Extracted data entries >>
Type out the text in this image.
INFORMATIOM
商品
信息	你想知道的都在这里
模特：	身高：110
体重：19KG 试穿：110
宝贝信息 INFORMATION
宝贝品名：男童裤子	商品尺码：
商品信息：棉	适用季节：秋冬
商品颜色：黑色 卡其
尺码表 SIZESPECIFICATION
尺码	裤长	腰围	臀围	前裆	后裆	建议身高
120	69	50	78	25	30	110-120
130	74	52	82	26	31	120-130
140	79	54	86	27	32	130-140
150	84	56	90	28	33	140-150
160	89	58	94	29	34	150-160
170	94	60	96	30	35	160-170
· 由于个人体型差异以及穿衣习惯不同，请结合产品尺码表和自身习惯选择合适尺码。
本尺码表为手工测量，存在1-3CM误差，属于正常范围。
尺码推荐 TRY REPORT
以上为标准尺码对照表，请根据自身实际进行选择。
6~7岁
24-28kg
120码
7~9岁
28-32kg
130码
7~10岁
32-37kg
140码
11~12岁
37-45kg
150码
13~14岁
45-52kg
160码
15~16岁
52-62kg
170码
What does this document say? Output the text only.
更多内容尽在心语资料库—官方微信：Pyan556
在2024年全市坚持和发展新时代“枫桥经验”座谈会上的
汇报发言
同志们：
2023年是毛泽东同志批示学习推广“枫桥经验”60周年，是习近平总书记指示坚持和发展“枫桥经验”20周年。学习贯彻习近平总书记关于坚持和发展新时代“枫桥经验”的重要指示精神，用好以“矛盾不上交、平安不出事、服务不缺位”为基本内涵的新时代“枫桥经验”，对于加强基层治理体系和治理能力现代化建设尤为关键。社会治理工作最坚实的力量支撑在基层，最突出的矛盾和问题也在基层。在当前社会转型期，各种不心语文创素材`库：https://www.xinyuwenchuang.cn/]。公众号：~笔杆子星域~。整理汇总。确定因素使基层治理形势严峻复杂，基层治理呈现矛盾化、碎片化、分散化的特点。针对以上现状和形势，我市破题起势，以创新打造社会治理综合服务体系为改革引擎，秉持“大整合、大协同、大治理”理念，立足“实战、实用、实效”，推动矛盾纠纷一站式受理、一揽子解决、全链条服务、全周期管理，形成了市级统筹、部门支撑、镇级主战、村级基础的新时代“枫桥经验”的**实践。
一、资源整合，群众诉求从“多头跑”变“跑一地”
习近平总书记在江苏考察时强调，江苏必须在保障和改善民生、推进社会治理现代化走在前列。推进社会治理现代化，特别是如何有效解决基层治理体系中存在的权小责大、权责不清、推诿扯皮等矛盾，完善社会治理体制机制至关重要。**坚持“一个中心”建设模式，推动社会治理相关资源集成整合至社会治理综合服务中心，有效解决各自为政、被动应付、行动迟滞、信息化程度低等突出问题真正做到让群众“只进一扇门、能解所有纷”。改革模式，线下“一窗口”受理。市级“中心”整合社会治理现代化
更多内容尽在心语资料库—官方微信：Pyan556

Exercise prompt >> Gather all lines with the string "枫桥经验" from the data.

The reply >>
在2024年全市坚持和发展新时代“枫桥经验”座谈会上的
2023年是毛泽东同志批示学习推广“枫桥经验”60周年，是习近平总书记指示坚持和发展“枫桥经验”20周年。学习贯彻习近平总书记关于坚持和发展新时代“枫桥经验”的重要指示精神，用好以“矛盾不上交、平安不出事、服务不缺位”为基本内涵的新时代“枫桥经验”，对于加强基层治理体系和治理能力现代化建设尤为关键。社会治理工作最坚实的力量支撑在基层，最突出的矛盾和问题也在基层。在当前社会转型期，各种不心语文创素材`库：https://www.xinyuwenchuang.cn/]。公众号：~笔杆子星域~。整理汇总。确定因素使基层治理形势严峻复杂，基层治理呈现矛盾化、碎片化、分散化的特点。针对以上现状和形势，我市破题起势，以创新打造社会治理综合服务体系为改革引擎，秉持“大整合、大协同、大治理”理念，立足“实战、实用、实效”，推动矛盾纠纷一站式受理、一揽子解决、全链条服务、全周期管理，形成了市级统筹、部门支撑、镇级主战、村级基础的新时代“枫桥经验”的**实践。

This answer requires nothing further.